## [TESTO DATO]
..............................

BREAK THE SILENCE
Quando la
misoginia è donna
Asia Argento
Una
teoria psicologica fa derivare il comportamento aggressivo direttamente dalla frustrazione, da intendersi come ogni
impedimento, ogni ostacolo che frena il raggiungimento di un obiettivo (John
Dollard, aggressività e frustrazione 1939).
E
se aggressiva è la condotta di chi
abusa sessualmente di una persona, altrettanto aggressiva potrà essere la
condotta di chi accusa le vittime di
aver millantato una violenza sessuale o uno stupro, appunto, senza conoscere
concretamente i fatti e senza avere la benché minima cognizione in
materia.
È
un giudizio che si basa su un pregiudizio. E quando il pregiudizio (e la
conseguente aggressività, sia pur verbale) è esercitata da una donna nei
confronti di un’altra donna, forse è ancor più sintomo di una frustrazione
endemica.

..............................

## [DATI ESTRATTI]
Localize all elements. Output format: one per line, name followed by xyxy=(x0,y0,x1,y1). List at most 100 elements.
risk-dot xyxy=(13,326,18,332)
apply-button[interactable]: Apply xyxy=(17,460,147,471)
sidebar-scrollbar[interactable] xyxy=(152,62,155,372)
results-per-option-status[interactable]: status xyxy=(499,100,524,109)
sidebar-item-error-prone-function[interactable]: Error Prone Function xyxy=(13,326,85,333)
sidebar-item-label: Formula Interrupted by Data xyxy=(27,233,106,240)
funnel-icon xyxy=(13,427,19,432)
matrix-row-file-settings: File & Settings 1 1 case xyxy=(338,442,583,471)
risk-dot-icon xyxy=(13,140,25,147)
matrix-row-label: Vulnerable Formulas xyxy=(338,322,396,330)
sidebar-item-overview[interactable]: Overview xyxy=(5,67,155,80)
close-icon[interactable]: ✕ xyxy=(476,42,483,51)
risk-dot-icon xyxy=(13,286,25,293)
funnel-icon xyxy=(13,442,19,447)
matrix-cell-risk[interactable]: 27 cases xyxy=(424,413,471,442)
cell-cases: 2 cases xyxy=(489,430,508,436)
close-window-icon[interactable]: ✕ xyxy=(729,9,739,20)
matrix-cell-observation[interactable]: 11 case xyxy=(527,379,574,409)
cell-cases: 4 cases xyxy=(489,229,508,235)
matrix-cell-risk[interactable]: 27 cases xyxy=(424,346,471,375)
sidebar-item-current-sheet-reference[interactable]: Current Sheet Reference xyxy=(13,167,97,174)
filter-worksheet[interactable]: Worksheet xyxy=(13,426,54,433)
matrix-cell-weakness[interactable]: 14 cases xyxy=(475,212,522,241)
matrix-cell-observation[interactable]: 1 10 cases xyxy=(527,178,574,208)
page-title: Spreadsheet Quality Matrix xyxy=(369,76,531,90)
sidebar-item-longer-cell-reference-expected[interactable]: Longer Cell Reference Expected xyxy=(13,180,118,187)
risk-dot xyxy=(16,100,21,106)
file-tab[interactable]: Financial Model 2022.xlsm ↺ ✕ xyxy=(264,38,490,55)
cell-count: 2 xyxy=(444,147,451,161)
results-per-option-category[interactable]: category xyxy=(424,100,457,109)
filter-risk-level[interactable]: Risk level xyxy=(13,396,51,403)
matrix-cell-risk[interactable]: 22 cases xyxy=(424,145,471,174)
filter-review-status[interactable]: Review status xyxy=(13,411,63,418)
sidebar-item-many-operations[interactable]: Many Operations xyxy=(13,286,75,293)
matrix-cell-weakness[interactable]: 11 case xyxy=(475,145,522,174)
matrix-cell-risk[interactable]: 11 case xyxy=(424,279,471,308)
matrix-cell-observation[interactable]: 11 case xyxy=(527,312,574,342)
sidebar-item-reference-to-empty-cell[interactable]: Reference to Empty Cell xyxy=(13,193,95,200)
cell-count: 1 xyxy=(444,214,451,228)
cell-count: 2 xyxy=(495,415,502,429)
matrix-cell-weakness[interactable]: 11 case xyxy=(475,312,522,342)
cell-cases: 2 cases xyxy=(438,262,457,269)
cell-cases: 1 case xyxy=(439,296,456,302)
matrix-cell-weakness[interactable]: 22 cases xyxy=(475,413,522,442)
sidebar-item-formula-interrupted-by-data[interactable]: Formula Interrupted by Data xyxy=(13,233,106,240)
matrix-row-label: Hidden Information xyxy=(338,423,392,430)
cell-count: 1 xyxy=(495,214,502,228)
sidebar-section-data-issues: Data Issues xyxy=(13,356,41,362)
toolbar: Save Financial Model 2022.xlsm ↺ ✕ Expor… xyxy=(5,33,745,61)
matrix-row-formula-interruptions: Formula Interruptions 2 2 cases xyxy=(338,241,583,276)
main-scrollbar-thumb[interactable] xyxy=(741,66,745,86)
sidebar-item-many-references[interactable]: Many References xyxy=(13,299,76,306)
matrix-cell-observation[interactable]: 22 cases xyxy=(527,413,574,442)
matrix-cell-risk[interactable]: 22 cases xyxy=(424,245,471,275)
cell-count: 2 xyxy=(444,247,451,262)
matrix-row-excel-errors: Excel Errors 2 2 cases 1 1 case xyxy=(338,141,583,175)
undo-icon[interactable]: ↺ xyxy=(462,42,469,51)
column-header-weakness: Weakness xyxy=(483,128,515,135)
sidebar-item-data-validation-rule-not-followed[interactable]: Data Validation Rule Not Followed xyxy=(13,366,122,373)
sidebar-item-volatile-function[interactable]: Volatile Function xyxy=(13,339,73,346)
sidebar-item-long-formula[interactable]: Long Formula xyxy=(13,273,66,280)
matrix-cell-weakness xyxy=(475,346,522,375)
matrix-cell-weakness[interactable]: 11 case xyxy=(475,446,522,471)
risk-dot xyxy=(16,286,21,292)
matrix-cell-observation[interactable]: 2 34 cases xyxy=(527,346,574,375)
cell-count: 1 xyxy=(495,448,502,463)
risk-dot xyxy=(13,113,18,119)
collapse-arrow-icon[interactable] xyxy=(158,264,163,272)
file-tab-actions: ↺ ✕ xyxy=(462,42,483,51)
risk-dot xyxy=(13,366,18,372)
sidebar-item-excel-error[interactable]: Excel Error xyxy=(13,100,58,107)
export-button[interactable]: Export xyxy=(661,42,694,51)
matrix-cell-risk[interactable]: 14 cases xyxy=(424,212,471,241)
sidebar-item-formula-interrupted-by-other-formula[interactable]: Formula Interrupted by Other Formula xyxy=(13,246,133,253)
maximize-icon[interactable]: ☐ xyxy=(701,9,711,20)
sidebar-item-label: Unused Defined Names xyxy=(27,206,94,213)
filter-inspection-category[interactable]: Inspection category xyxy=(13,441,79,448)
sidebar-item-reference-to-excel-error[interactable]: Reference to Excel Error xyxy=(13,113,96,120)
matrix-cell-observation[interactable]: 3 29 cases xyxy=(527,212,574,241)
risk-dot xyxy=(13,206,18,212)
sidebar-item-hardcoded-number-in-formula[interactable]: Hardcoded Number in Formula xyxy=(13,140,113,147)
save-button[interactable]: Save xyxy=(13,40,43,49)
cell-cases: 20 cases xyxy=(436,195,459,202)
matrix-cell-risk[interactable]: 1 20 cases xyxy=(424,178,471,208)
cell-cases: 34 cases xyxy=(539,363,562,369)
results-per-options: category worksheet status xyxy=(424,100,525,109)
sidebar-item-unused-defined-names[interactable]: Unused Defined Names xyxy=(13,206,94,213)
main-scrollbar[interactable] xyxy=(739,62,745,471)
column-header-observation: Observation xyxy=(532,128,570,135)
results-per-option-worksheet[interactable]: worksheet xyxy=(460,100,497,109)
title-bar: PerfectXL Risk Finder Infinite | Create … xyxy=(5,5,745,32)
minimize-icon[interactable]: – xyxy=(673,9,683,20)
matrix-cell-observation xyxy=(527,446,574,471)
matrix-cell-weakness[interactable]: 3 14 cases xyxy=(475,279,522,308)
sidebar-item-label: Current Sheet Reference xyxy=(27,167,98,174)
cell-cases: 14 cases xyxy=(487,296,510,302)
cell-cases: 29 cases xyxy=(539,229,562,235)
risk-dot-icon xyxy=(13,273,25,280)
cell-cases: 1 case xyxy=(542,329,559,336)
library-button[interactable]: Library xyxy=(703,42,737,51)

..............................

## [CONSEGNA 1]
Ricopia dal testo sulla misoginia il passo compreso tra "BREAK THE SILENCE" e "e frustrazione 1939).", estremi inclusi.
## [CONSEGNA 2]
Prosegui il testo sulla misoginia a partire dalla sua ultima frase.

## [RISULTATO 1]
BREAK THE SILENCE
Quando la
misoginia è donna
Asia Argento
Una
teoria psicologica fa derivare il comportamento aggressivo direttamente dalla frustrazione, da intendersi come ogni
impedimento, ogni ostacolo che frena il raggiungimento di un obiettivo (John
Dollard, aggressività e frustrazione 1939).

## [RISULTATO 2]
Se
un’attrice già ricca e famosa dichiara di aver subito una violenza sessuale
diversi anni fa, sull’onda di un incendio mediatico internazionale nel cui rogo
brucia un importante produttore, allora se l’è cercata. Ha ceduto alla violenza
“per avere la parte”.
Sicuramente nel mondo dello spettacolo, così come in qualsiasi altro ambiente,
ci sono donne (e talvolta uomini) capaci di utilizzare il proprio corpo, la
propria sensualità, il proprio corpo per ottenere qualcosa.
Si
cede al proprio dirigente, per avanzare nella carriera. Si frequenta un "vecchio"
ricco e potente, per assorbirne ricchezza e potere e viverne di riflesso. Si usa
il proprio corpo come merce di scambio. Nulla quaestio. Succede e succederà
sempre.
Diversa
è la violenza. Sessuale per giunta.
Nei
primi esempi la volontà, il libero arbitrio, rappresentano il discrimen fondamentale per delimitare le
ipotesi di violenza sessuale.
La
violenza sessuale è tale quando non è voluta dalla vittima. Perché di vittime
si tratta.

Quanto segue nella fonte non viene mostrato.